It really burns me when I see low-level employees from companies, e.g., in
Washington state, get hog-tied with oppressive clauses that truly impair their
careers simply for having had the misfortune of working for a company that
uses non-compete provisions as hyper-control tools. As against this, the
California law is really a breath of fresh air, in general, and I truly
believe this is one of the reasons why Silicon Valley has functioned as such a
powerful engine over the years. I do tend to see this from the founder
perspective, however, as this is the client base with which I have worked
closely over the years.

That said, I think the California courts have gone too far in stripping
employers of reasonable protections precisely in this area of "inevitable
disclosure." To me, when I see someone as strategically placed as Mr. Hurd was
in HP simply move over to a co-president role and board-level position, the
prospects for misusing trade-secret information from his former employer are
basically sky-high and, given the existing law, I see him cynically laughing
at HP in spite of the serious risks his position poses to HP's trade secret
information and in spite of the fantastic sum they paid to him for a graceful
exit. In rejecting inevitable disclosure, the California courts have reasoned
that this doctrine effectively converts a confidentiality obligation into a
non-compete in circumstances where a departing employee is not even paid for
the non-compete itself and therefore would violate the public policy against
unreasonable restraints on trade. Based on this reasoning, the courts have
_categorically_ rejected the doctrine, i.e., declared it as invalid on its
face, and have been unwilling to apply it to selective cases where the public
policy concerns are not truly implicated (such as I believe this Hurd case
is). This goes too far, in my view. One of the carve-out provisions for an
_enforceable_ non-compete under California law is precisely that of a case
where the non-compete is needed to protect an employer's trade secret
information. This is routinely applied in cases of those who are exposed to an
employer's whole book of business, e.g., insurance brokers, and who could
otherwise just copy the list and raid the client base via a targeted
solicitation using confidential client information. It would not be a big
stretch for the courts to say that the inevitable-disclosure rule could
sometimes be applied in specific cases as a tool that is essential to protect
trade secrets and hence within a permissible exception (or carve-out) to the
ban on non-competes. If they were to do so, I would think it would be
relatively easy to say that a case such as that of Mr. Hurd is one by which an
effective non-compete provision is needed to protect the former employer's
interests. As so interpreted, the inevitable-disclosure doctrine would fit
within one of the established bases upon which a non-compete could be enforced
and could be used to prevent abuses of the type that might be occurring here
with Mr. Hurd. Nor would this violate the rationale advanced by the existing
California cases (that such an interpretation would effectively enable an
employer to impose a non-compete obligation on a former employer without
paying for the privilege), since, as here, the employer sometimes pays in
spades and should get the protection.

Thus, I don't have a problem with the general California law on this subject,
nor with its public policy rationale, but I think the courts have misapplied
that rationale to needlessly strip employers of protections for the type of
case presented here. That same law, and that same rationale, could easily be
applied to reach a more sensible outcome as long as the court decisions are
not so doctrinaire about protecting former employees at all costs. A more
sensible and balanced approach could easily be adopted without doing violence
to the existing public policy. The flaw is not in the policy but in its
application for this specific type of case.

▸ **The records**
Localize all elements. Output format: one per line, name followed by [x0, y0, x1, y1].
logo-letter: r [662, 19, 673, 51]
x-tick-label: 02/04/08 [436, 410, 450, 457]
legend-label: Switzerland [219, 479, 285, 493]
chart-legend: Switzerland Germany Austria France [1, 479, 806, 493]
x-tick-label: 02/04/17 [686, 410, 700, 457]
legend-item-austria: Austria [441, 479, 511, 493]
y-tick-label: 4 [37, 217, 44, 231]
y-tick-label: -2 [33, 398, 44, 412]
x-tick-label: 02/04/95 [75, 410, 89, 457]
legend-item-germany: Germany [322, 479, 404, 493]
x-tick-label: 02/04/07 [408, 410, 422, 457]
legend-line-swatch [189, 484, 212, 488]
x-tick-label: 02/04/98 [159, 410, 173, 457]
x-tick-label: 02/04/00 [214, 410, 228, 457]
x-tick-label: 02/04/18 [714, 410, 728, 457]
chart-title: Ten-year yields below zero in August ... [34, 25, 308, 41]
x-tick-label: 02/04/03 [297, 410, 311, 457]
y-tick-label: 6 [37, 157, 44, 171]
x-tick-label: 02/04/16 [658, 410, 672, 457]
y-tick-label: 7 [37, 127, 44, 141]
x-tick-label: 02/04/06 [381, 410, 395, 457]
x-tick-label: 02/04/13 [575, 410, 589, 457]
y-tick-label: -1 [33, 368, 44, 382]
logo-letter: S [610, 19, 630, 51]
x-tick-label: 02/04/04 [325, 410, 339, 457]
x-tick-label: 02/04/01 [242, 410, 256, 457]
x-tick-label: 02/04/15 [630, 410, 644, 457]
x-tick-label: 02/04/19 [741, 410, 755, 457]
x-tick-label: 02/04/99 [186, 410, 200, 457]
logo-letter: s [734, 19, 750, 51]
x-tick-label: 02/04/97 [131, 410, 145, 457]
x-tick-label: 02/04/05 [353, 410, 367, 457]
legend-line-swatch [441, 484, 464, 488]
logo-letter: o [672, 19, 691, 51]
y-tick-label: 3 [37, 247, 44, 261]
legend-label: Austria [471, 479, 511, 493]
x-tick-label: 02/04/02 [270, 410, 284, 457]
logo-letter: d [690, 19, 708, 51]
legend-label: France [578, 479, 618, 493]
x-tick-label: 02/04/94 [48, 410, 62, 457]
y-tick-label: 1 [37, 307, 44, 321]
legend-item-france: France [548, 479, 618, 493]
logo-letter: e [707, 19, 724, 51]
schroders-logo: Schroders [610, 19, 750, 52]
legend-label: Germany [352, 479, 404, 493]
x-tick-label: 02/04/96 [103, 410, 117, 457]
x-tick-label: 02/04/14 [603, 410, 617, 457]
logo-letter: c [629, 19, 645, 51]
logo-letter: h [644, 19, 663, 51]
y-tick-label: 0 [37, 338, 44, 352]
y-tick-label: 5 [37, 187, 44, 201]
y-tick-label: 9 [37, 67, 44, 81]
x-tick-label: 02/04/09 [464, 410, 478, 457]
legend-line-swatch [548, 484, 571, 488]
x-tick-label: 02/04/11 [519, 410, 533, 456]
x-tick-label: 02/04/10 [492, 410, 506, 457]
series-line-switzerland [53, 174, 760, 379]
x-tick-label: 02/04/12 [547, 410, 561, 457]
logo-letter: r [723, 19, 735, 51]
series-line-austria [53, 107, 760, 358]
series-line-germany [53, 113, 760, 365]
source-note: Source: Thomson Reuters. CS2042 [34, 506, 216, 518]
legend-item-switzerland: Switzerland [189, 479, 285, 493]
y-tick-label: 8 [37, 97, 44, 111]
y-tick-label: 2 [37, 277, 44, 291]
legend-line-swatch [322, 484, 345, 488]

▸ **Brief 1**
Please update the entries from their first line through the line containing "x-tick-label: 02/04/15 [630, 410, 644, 457]", replacing "y-tick-label" with "y-axis-label" and keeping everything else the same.
▸ **Brief 2**
Write what comes next in the comment on California non-compete law, picking up right after its final sentence.

▸ **Task response 1**
Localize all elements. Output format: one per line, name followed by [x0, y0, x1, y1].
logo-letter: r [662, 19, 673, 51]
x-tick-label: 02/04/08 [436, 410, 450, 457]
legend-label: Switzerland [219, 479, 285, 493]
chart-legend: Switzerland Germany Austria France [1, 479, 806, 493]
x-tick-label: 02/04/17 [686, 410, 700, 457]
legend-item-austria: Austria [441, 479, 511, 493]
y-axis-label: 4 [37, 217, 44, 231]
y-axis-label: -2 [33, 398, 44, 412]
x-tick-label: 02/04/95 [75, 410, 89, 457]
legend-item-germany: Germany [322, 479, 404, 493]
x-tick-label: 02/04/07 [408, 410, 422, 457]
legend-line-swatch [189, 484, 212, 488]
x-tick-label: 02/04/98 [159, 410, 173, 457]
x-tick-label: 02/04/00 [214, 410, 228, 457]
x-tick-label: 02/04/18 [714, 410, 728, 457]
chart-title: Ten-year yields below zero in August ... [34, 25, 308, 41]
x-tick-label: 02/04/03 [297, 410, 311, 457]
y-axis-label: 6 [37, 157, 44, 171]
x-tick-label: 02/04/16 [658, 410, 672, 457]
y-axis-label: 7 [37, 127, 44, 141]
x-tick-label: 02/04/06 [381, 410, 395, 457]
x-tick-label: 02/04/13 [575, 410, 589, 457]
y-axis-label: -1 [33, 368, 44, 382]
logo-letter: S [610, 19, 630, 51]
x-tick-label: 02/04/04 [325, 410, 339, 457]
x-tick-label: 02/04/01 [242, 410, 256, 457]
x-tick-label: 02/04/15 [630, 410, 644, 457]

▸ **Task response 2**
Hope this helps.

------
rhooper
Strictly speaking, HP seems to want to enforce their confidentiality agreement
as a "generally unacceptable" (FTA) non-compete. The two are separate
entities, and although Hurd is trying to have his cake and eat it too, HP is
doing the same.

The article outlines an array of superficial "flaws" in the argument that Hurd
should be expected to work at a high-profile tech company.. given any real
thought, the article's hard backing of HP's corner is obvious.

>CEOs get paid handsomely for this very reason; they are set for life, at the
very least. So, if they are restrained from not working for a direct
competitor for two years after leaving the firm -- sitting on $33+ million
dollars, in Hurd's case -- so be it.

Hurd isn't restrained from working for any individual or party -- the
confidentiality agreement is, again, NOT a non-compete.

>Mark Hurd also has many options. He may choose to work in the technology
sector with a company that do not pose this strong a conflict of interest with
HP. HP most likely would not object to companies such as some smaller tech
firm, private equity, or venture capital, just to name just a few of the many
options available within technology.

Hurd has plenty of options, yes, but in the absence of a non-compete, who is
HP, or the author, to dictate his options? Why wouldn't they object to Hurd
working ANYWHERE that might utilize his same knowledge?

>Moreover, many exiled CEO`s work as business consultants, advisors, teach
classes at MBA programs, work for many diverse business organizations, etc.
during this natural transition period.

And again, more mindless spectation. Hurd could have done any of the above
options, but he likely chose the most profitable and beneficial. Who wouldn't?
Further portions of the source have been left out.